→ Work to complete
Go through the material and pull out every line with the string "days" in it.

>> START

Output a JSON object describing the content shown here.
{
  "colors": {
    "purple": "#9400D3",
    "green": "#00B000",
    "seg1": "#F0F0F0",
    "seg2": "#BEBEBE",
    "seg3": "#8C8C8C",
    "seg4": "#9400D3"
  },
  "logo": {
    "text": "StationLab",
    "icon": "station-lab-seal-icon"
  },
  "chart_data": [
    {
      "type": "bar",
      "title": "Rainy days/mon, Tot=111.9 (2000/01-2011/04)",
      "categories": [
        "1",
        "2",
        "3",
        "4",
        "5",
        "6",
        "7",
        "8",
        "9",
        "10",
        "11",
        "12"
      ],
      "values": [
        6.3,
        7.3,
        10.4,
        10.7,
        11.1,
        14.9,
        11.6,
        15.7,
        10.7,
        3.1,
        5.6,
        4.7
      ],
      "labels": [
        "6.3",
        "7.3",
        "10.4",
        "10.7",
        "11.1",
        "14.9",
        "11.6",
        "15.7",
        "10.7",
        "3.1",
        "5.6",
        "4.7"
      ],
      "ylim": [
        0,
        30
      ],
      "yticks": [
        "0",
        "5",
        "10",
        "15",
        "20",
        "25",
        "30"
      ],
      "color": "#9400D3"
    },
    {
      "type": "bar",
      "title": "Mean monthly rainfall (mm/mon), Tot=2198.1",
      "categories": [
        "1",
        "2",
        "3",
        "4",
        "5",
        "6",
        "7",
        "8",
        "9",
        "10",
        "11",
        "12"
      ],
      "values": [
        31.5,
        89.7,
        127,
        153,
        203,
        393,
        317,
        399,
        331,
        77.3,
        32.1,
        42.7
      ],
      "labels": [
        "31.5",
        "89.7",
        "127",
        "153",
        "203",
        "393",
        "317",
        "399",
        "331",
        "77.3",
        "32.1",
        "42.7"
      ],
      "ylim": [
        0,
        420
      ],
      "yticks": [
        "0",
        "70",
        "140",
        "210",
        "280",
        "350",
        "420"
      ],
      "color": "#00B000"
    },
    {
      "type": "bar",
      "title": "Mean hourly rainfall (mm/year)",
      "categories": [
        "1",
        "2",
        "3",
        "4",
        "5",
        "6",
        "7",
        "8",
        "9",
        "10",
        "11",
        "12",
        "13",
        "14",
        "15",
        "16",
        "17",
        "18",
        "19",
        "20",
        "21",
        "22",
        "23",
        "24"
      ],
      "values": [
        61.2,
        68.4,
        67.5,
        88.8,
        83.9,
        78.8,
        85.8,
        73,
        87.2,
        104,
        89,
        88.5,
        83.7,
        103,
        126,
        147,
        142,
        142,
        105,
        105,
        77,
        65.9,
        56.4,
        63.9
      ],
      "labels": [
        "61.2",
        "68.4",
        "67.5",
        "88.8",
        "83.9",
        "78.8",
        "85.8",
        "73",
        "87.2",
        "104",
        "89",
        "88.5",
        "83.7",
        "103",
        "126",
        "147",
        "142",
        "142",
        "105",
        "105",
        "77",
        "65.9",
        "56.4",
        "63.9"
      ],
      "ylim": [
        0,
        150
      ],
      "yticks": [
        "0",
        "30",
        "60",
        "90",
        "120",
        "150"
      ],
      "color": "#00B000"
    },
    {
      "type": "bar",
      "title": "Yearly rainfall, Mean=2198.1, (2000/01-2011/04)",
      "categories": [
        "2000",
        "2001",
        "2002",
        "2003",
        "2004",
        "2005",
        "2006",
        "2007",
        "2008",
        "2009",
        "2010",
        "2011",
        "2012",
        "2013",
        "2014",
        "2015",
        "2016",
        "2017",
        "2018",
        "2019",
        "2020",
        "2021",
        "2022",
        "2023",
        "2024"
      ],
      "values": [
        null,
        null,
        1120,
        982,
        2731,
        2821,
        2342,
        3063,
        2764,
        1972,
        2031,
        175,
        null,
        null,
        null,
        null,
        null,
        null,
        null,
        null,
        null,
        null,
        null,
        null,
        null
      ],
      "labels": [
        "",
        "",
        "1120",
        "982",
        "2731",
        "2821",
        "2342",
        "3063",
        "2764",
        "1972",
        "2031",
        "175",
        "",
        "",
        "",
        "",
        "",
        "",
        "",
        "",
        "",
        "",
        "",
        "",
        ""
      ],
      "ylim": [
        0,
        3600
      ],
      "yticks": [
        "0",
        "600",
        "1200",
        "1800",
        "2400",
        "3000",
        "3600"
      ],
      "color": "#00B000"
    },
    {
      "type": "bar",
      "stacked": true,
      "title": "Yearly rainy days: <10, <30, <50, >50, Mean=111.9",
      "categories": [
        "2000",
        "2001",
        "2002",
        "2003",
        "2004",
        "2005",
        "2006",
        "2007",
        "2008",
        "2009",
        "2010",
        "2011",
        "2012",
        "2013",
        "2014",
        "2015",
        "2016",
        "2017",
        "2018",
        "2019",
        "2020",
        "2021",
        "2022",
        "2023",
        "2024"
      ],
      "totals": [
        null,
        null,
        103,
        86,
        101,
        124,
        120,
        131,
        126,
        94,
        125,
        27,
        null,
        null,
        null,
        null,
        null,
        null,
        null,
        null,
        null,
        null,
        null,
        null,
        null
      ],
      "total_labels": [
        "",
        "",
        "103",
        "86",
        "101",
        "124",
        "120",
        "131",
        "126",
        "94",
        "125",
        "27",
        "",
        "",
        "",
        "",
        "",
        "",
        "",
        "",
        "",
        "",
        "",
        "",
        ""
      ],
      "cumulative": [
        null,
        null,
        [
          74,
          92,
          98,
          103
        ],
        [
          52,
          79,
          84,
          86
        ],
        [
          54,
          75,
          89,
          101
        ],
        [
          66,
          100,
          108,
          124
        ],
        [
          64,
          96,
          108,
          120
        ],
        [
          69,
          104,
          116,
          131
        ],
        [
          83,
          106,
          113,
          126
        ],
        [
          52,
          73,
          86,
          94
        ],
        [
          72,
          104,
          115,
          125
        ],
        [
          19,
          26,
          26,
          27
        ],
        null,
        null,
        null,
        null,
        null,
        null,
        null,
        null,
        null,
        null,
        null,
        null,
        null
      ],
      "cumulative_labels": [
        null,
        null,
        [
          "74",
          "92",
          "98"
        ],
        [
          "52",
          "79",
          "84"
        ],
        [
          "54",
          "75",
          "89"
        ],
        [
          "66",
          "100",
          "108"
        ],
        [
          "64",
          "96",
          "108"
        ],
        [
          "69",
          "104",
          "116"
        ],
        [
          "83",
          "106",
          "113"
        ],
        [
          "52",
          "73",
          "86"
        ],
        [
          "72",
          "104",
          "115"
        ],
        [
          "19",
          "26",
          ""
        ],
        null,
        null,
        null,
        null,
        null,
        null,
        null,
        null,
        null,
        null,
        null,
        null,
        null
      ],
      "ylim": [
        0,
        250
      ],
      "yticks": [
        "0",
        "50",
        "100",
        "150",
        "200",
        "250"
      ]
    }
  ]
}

>> END

→ Complete response
      "title": "Rainy days/mon, Tot=111.9 (2000/01-2011/04)",
      "title": "Yearly rainy days: <10, <30, <50, >50, Mean=111.9",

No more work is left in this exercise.